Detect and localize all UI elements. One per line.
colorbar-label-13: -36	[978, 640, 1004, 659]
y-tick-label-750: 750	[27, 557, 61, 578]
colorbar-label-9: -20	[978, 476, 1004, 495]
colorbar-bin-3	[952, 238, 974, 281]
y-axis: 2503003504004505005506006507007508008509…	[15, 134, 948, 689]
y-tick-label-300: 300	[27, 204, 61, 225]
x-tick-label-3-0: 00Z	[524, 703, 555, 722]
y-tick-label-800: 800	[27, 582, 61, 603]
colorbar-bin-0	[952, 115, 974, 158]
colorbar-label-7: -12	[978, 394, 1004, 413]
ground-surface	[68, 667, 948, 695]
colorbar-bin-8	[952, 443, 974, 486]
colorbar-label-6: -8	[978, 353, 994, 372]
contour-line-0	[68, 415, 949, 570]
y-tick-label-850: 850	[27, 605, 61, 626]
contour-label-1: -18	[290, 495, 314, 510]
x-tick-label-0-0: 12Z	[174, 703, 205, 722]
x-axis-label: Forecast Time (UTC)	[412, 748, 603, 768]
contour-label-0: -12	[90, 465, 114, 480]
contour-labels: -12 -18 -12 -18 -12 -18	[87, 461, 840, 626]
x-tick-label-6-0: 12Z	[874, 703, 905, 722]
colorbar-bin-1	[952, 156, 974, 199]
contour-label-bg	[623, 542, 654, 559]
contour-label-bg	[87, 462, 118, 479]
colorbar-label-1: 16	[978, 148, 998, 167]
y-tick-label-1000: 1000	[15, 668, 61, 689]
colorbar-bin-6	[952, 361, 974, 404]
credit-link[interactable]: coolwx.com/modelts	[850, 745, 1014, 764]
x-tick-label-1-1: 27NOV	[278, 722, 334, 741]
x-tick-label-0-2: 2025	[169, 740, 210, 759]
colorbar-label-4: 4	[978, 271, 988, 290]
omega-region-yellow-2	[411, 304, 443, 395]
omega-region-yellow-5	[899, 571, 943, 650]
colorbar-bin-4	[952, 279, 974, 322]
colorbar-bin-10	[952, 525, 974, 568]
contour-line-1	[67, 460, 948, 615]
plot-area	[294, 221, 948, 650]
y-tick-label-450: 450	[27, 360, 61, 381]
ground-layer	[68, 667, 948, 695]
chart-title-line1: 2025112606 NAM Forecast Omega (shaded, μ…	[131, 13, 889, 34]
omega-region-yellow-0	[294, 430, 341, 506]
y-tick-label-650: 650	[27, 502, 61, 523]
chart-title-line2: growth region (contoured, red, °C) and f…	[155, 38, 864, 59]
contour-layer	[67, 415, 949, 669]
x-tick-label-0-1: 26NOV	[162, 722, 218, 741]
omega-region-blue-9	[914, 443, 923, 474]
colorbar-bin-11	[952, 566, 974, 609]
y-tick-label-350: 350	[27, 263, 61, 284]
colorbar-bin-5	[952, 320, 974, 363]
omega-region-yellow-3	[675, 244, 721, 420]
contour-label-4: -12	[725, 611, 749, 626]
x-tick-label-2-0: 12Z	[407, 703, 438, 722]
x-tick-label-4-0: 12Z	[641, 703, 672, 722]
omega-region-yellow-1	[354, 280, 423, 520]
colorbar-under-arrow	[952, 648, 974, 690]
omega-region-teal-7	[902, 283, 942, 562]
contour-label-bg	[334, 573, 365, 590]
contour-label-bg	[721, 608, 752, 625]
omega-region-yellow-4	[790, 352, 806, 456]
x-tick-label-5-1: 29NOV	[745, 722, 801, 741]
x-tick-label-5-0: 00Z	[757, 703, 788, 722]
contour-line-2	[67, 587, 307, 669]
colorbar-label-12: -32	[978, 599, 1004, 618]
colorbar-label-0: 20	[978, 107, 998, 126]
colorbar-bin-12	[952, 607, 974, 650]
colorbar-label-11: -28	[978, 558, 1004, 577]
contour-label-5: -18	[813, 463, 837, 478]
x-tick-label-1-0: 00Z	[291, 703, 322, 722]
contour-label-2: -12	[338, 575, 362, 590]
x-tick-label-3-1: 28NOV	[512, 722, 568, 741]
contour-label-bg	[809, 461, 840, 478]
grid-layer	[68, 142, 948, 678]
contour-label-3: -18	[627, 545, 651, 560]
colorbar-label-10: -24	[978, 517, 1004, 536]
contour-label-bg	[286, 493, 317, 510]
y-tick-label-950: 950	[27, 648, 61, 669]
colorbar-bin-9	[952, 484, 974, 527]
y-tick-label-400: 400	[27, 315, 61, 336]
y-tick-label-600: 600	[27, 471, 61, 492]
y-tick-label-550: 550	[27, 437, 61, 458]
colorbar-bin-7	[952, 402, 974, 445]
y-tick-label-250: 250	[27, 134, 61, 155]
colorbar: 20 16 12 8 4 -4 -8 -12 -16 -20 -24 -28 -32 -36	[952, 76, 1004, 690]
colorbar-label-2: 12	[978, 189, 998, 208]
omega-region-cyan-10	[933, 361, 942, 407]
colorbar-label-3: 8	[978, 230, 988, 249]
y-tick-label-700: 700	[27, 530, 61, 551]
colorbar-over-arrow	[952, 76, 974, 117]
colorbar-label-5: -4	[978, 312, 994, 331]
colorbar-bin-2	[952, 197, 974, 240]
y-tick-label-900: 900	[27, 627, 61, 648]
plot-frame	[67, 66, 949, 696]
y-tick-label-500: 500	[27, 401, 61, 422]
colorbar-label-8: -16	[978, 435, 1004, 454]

· · · ·

Task instructions: Extract every line of the material above that contains the string "axis", treating uppercase and lowercase letters as different.

Written answer:
y-axis: 2503003504004505005506006507007508008509…	[15, 134, 948, 689]
x-axis-label: Forecast Time (UTC)	[412, 748, 603, 768]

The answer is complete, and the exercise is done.